STATED PROBLEM
Quote the data below in full, minus the images.

⁂

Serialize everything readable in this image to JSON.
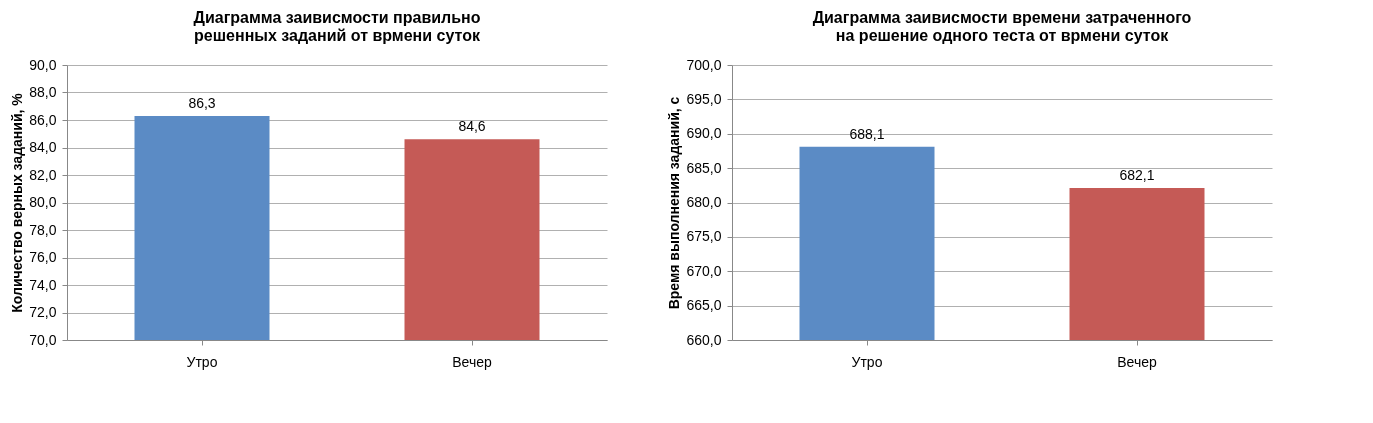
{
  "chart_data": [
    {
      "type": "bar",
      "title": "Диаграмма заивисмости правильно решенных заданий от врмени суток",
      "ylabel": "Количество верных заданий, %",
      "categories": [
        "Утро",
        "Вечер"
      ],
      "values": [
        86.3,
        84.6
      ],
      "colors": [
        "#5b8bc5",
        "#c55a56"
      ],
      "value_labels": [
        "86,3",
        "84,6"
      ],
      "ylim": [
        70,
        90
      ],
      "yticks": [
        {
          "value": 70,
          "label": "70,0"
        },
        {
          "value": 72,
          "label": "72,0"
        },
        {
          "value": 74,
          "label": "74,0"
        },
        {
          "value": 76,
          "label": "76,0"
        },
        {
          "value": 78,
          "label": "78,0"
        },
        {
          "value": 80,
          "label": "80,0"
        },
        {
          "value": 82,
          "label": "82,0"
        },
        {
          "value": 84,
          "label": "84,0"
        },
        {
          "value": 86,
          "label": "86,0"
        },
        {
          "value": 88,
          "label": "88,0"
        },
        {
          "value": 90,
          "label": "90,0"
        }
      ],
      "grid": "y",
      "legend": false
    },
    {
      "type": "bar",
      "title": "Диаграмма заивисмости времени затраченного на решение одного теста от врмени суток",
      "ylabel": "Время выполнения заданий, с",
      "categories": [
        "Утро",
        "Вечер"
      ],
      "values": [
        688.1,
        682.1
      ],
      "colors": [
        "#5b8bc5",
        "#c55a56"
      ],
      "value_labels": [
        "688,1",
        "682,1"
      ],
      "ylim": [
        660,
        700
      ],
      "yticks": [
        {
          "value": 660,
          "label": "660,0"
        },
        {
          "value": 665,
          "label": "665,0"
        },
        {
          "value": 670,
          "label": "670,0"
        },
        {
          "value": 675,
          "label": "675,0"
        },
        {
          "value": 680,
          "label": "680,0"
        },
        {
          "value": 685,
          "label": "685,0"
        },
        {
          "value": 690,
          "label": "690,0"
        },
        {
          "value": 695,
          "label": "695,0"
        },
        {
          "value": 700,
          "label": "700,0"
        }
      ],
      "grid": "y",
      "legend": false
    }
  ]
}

⁂

EXERCISE RESPONSE
Serialize everything readable in this image to JSON.
{
  "chart_data": [
    {
      "type": "bar",
      "title": "Диаграмма заивисмости правильно решенных заданий от врмени суток",
      "ylabel": "Количество верных заданий, %",
      "categories": [
        "Утро",
        "Вечер"
      ],
      "values": [
        86.3,
        84.6
      ],
      "colors": [
        "#5b8bc5",
        "#c55a56"
      ],
      "value_labels": [
        "86,3",
        "84,6"
      ],
      "ylim": [
        70,
        90
      ],
      "yticks": [
        {
          "value": 70,
          "label": "70,0"
        },
        {
          "value": 72,
          "label": "72,0"
        },
        {
          "value": 74,
          "label": "74,0"
        },
        {
          "value": 76,
          "label": "76,0"
        },
        {
          "value": 78,
          "label": "78,0"
        },
        {
          "value": 80,
          "label": "80,0"
        },
        {
          "value": 82,
          "label": "82,0"
        },
        {
          "value": 84,
          "label": "84,0"
        },
        {
          "value": 86,
          "label": "86,0"
        },
        {
          "value": 88,
          "label": "88,0"
        },
        {
          "value": 90,
          "label": "90,0"
        }
      ],
      "grid": "y",
      "legend": false
    },
    {
      "type": "bar",
      "title": "Диаграмма заивисмости времени затраченного на решение одного теста от врмени суток",
      "ylabel": "Время выполнения заданий, с",
      "categories": [
        "Утро",
        "Вечер"
      ],
      "values": [
        688.1,
        682.1
      ],
      "colors": [
        "#5b8bc5",
        "#c55a56"
      ],
      "value_labels": [
        "688,1",
        "682,1"
      ],
      "ylim": [
        660,
        700
      ],
      "yticks": [
        {
          "value": 660,
          "label": "660,0"
        },
        {
          "value": 665,
          "label": "665,0"
        },
        {
          "value": 670,
          "label": "670,0"
        },
        {
          "value": 675,
          "label": "675,0"
        },
        {
          "value": 680,
          "label": "680,0"
        },
        {
          "value": 685,
          "label": "685,0"
        },
        {
          "value": 690,
          "label": "690,0"
        },
        {
          "value": 695,
          "label": "695,0"
        },
        {
          "value": 700,
          "label": "700,0"
        }
      ],
      "grid": "y",
      "legend": false
    }
  ]
}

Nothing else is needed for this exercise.